Matters of Race: The Divide. What is bringing the large infux of Mexican immigrants to Siler City, and how is their advent affecting the climate of race relations there? What are the main complaints of black and white Siler City residents? What do you see as signs of hope for improved race relations and what do you see as persistent problems?

Spirit of Crazy Horse. How did the Lakota "lose" the Black Hills in the first place, and what did the federal court have to say about events associated with that loss? What were the basic issues related to the occupation at Wounded Knee? What were the issues tending to divide the Lakota themselves, and how were those issues overcome by the cultural revival that began in the 1970s?

The Rise and Fall of Jim Crow: Don't Shout Too Soon. What was the shape taken by the "domestic terrorism" that kept backs in "their place" during the Jim Crow years? In particular, what can we learn about the nature of that terror from events in Tulsa? What was the controversy about the nature of the program at Fisk University during the 1920s? What was the basis for the split between W.E.B. DuBois and Walter White in the 1930s?

-- SUPPLIED DATA --
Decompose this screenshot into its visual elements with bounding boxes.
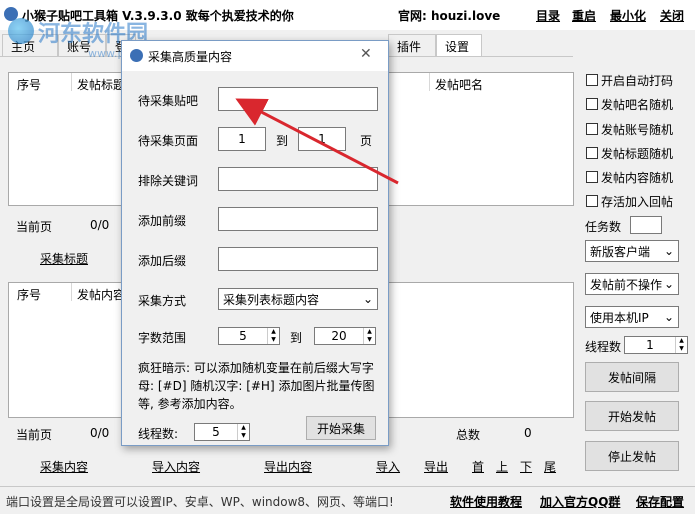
annotation-arrow bbox=[235, 98, 399, 185]
arrow-line bbox=[235, 98, 399, 185]
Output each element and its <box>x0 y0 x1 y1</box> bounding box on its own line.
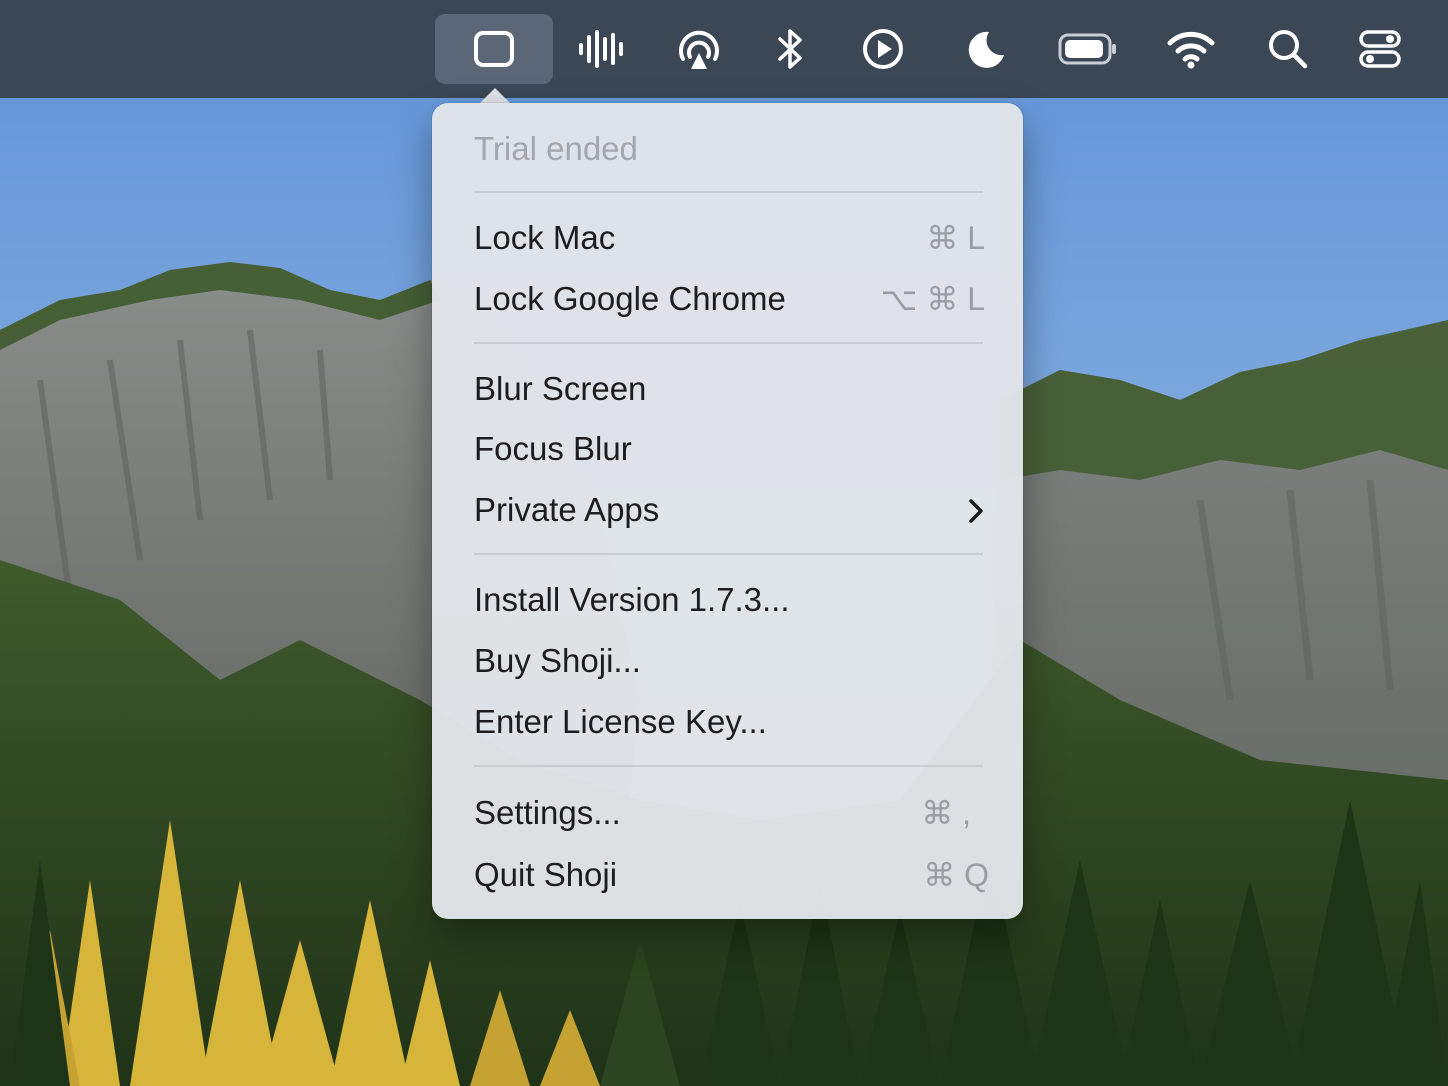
menu-item-focus-blur[interactable]: Focus Blur <box>474 429 985 469</box>
menu-separator <box>474 342 983 344</box>
menu-item-lock-mac[interactable]: Lock Mac ⌘ L <box>474 218 985 258</box>
lock-mac-label: Lock Mac <box>474 219 616 256</box>
menu-bar <box>0 0 1448 98</box>
menu-item-quit-shoji[interactable]: Quit Shoji ⌘ Q <box>474 855 989 895</box>
bluetooth-icon[interactable] <box>760 14 820 84</box>
moon-icon[interactable] <box>956 14 1016 84</box>
menu-item-install-version[interactable]: Install Version 1.7.3... <box>474 580 985 620</box>
menu-item-blur-screen[interactable]: Blur Screen <box>474 369 985 409</box>
menu-item-private-apps[interactable]: Private Apps <box>474 490 985 530</box>
airplay-audio-icon[interactable] <box>666 14 732 84</box>
menu-item-lock-google-chrome[interactable]: Lock Google Chrome ⌥ ⌘ L <box>474 279 985 319</box>
lock-chrome-shortcut: ⌥ ⌘ L <box>880 281 985 317</box>
control-center-icon[interactable] <box>1350 14 1410 84</box>
lock-mac-shortcut: ⌘ L <box>926 220 985 256</box>
blur-screen-label: Blur Screen <box>474 370 647 407</box>
menu-separator <box>474 191 983 193</box>
shoji-app-icon[interactable] <box>435 14 553 84</box>
private-apps-label: Private Apps <box>474 491 660 528</box>
menu-separator <box>474 765 983 767</box>
menu-item-trial-status: Trial ended <box>474 129 985 169</box>
buy-shoji-label: Buy Shoji... <box>474 642 641 679</box>
wifi-icon[interactable] <box>1160 14 1222 84</box>
menu-pointer <box>479 88 511 104</box>
battery-icon[interactable] <box>1052 14 1124 84</box>
search-icon[interactable] <box>1258 14 1318 84</box>
menu-item-buy-shoji[interactable]: Buy Shoji... <box>474 641 985 681</box>
install-version-label: Install Version 1.7.3... <box>474 581 790 618</box>
play-circle-icon[interactable] <box>852 14 914 84</box>
shoji-menu: Trial ended Lock Mac ⌘ L Lock Google Chr… <box>432 103 1023 919</box>
lock-chrome-label: Lock Google Chrome <box>474 280 786 317</box>
quit-shoji-label: Quit Shoji <box>474 856 618 893</box>
chevron-right-icon <box>969 499 983 523</box>
enter-license-key-label: Enter License Key... <box>474 703 767 740</box>
menu-item-settings[interactable]: Settings... ⌘ , <box>474 793 985 833</box>
menu-item-enter-license-key[interactable]: Enter License Key... <box>474 702 985 742</box>
screen: Trial ended Lock Mac ⌘ L Lock Google Chr… <box>0 0 1448 1086</box>
trial-status-label: Trial ended <box>474 130 638 167</box>
audio-waveform-icon[interactable] <box>568 14 634 84</box>
quit-shortcut: ⌘ Q <box>923 857 989 893</box>
menu-separator <box>474 553 983 555</box>
settings-label: Settings... <box>474 794 621 831</box>
focus-blur-label: Focus Blur <box>474 430 632 467</box>
settings-shortcut: ⌘ , <box>921 795 971 831</box>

-- PROBLEM REQUIREMENTS --
Transcribe the study guide on race relations from "Spirit of Crazy" up to and including "in the 1970s?", keeping every word and mark unchanged.

-- EXERCISE RESULT --
Spirit of Crazy Horse. How did the Lakota "lose" the Black Hills in the first place, and what did the federal court have to say about events associated with that loss? What were the basic issues related to the occupation at Wounded Knee? What were the issues tending to divide the Lakota themselves, and how were those issues overcome by the cultural revival that began in the 1970s?